## START Supplied data

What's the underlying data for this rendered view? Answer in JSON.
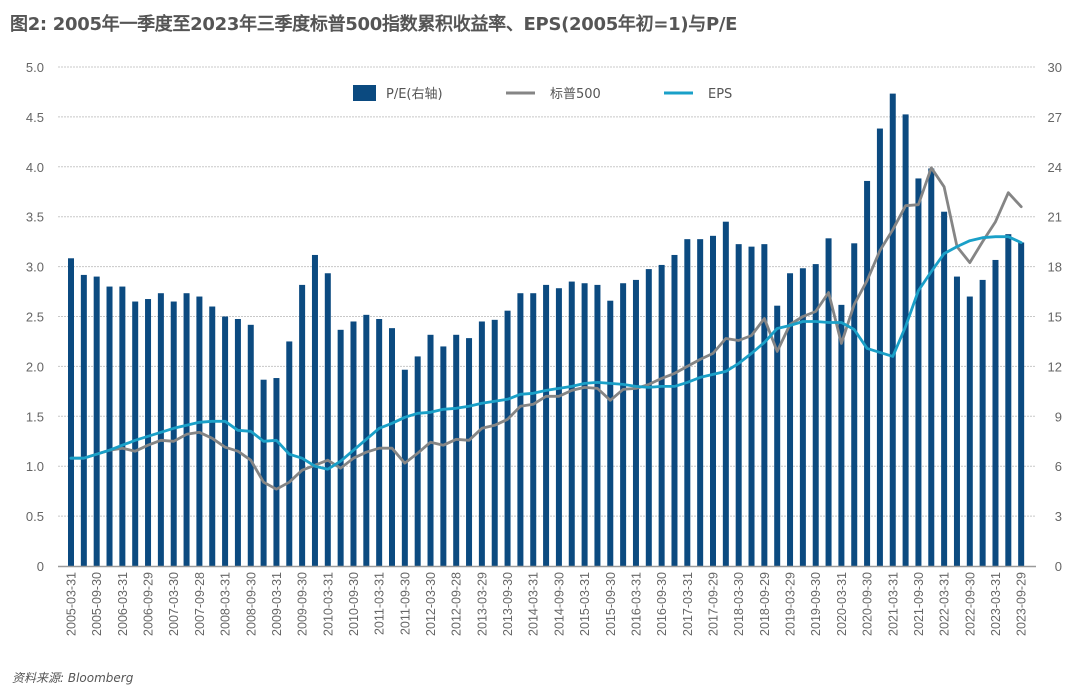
{
  "title": "图2: 2005年一季度至2023年三季度标普500指数累积收益率、EPS(2005年初=1)与P/E",
  "source": "资料来源: Bloomberg",
  "colors": {
    "pe_bar": "#0b4a80",
    "sp500_line": "#858585",
    "eps_line": "#1aa0c8",
    "grid": "#c8c8c8",
    "axis": "#9a9a9a"
  },
  "chart_data": {
    "type": "bar+line",
    "title": "图2: 2005年一季度至2023年三季度标普500指数累积收益率、EPS(2005年初=1)与P/E",
    "xlabel": "",
    "ylabel": "",
    "y_left": {
      "range": [
        0,
        5.0
      ],
      "ticks": [
        "0",
        "0.5",
        "1.0",
        "1.5",
        "2.0",
        "2.5",
        "3.0",
        "3.5",
        "4.0",
        "4.5",
        "5.0"
      ]
    },
    "y_right": {
      "range": [
        0,
        30
      ],
      "ticks": [
        "0",
        "3",
        "6",
        "9",
        "12",
        "15",
        "18",
        "21",
        "24",
        "27",
        "30"
      ]
    },
    "grid": true,
    "legend_position": "top-center",
    "legend": [
      {
        "name": "P/E(右轴)",
        "kind": "bar"
      },
      {
        "name": "标普500",
        "kind": "line"
      },
      {
        "name": "EPS",
        "kind": "line"
      }
    ],
    "x_tick_labels": [
      "2005-03-31",
      "2005-09-30",
      "2006-03-31",
      "2006-09-29",
      "2007-03-30",
      "2007-09-28",
      "2008-03-31",
      "2008-09-30",
      "2009-03-31",
      "2009-09-30",
      "2010-03-31",
      "2010-09-30",
      "2011-03-31",
      "2011-09-30",
      "2012-03-30",
      "2012-09-28",
      "2013-03-29",
      "2013-09-30",
      "2014-03-31",
      "2014-09-30",
      "2015-03-31",
      "2015-09-30",
      "2016-03-31",
      "2016-09-30",
      "2017-03-31",
      "2017-09-29",
      "2018-03-30",
      "2018-09-29",
      "2019-03-29",
      "2019-09-30",
      "2020-03-31",
      "2020-09-30",
      "2021-03-31",
      "2021-09-30",
      "2022-03-31",
      "2022-09-30",
      "2023-03-31",
      "2023-09-29"
    ],
    "x_tick_every": 2,
    "n_quarters": 75,
    "series": [
      {
        "name": "P/E(右轴)",
        "axis": "right",
        "type": "bar",
        "values": [
          18.5,
          17.5,
          17.4,
          16.8,
          16.8,
          15.9,
          16.05,
          16.4,
          15.9,
          16.4,
          16.2,
          15.6,
          15.0,
          14.85,
          14.5,
          11.2,
          11.3,
          13.5,
          16.9,
          18.7,
          17.6,
          14.2,
          14.7,
          15.1,
          14.85,
          14.3,
          11.8,
          12.6,
          13.9,
          13.2,
          13.9,
          13.7,
          14.7,
          14.8,
          15.35,
          16.4,
          16.4,
          16.9,
          16.7,
          17.1,
          17.0,
          16.9,
          15.95,
          17.0,
          17.2,
          17.85,
          18.1,
          18.7,
          19.65,
          19.65,
          19.85,
          20.7,
          19.35,
          19.2,
          19.35,
          15.65,
          17.6,
          17.9,
          18.15,
          19.7,
          15.7,
          19.4,
          23.15,
          26.3,
          28.4,
          27.15,
          23.3,
          23.9,
          21.3,
          17.4,
          16.2,
          17.2,
          18.4,
          19.95,
          19.45
        ]
      },
      {
        "name": "标普500",
        "axis": "left",
        "type": "line",
        "values": [
          1.08,
          1.08,
          1.12,
          1.16,
          1.18,
          1.15,
          1.21,
          1.26,
          1.25,
          1.32,
          1.34,
          1.28,
          1.19,
          1.15,
          1.06,
          0.84,
          0.77,
          0.84,
          0.96,
          1.01,
          1.06,
          0.98,
          1.08,
          1.14,
          1.18,
          1.18,
          1.03,
          1.13,
          1.24,
          1.21,
          1.27,
          1.26,
          1.38,
          1.41,
          1.47,
          1.6,
          1.62,
          1.7,
          1.7,
          1.76,
          1.79,
          1.78,
          1.66,
          1.77,
          1.78,
          1.82,
          1.88,
          1.93,
          2.0,
          2.07,
          2.13,
          2.28,
          2.26,
          2.31,
          2.48,
          2.15,
          2.42,
          2.5,
          2.55,
          2.74,
          2.23,
          2.62,
          2.86,
          3.16,
          3.37,
          3.61,
          3.62,
          3.99,
          3.8,
          3.2,
          3.04,
          3.25,
          3.45,
          3.74,
          3.6
        ]
      },
      {
        "name": "EPS",
        "axis": "left",
        "type": "line",
        "values": [
          1.08,
          1.08,
          1.12,
          1.16,
          1.21,
          1.26,
          1.3,
          1.34,
          1.38,
          1.41,
          1.44,
          1.45,
          1.45,
          1.36,
          1.35,
          1.25,
          1.26,
          1.12,
          1.08,
          1.0,
          0.97,
          1.05,
          1.16,
          1.27,
          1.38,
          1.43,
          1.49,
          1.53,
          1.54,
          1.57,
          1.58,
          1.6,
          1.63,
          1.65,
          1.67,
          1.72,
          1.73,
          1.76,
          1.78,
          1.8,
          1.83,
          1.84,
          1.83,
          1.82,
          1.8,
          1.79,
          1.8,
          1.8,
          1.84,
          1.89,
          1.92,
          1.95,
          2.03,
          2.13,
          2.24,
          2.38,
          2.41,
          2.45,
          2.45,
          2.44,
          2.44,
          2.37,
          2.18,
          2.14,
          2.1,
          2.4,
          2.76,
          2.95,
          3.13,
          3.2,
          3.26,
          3.29,
          3.3,
          3.3,
          3.24
        ]
      }
    ]
  }
}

## END Supplied data

- **Work to be completed**
Identify how many lines in the entries above include the string "title", then state that number alone.

- **Exercise answer**
2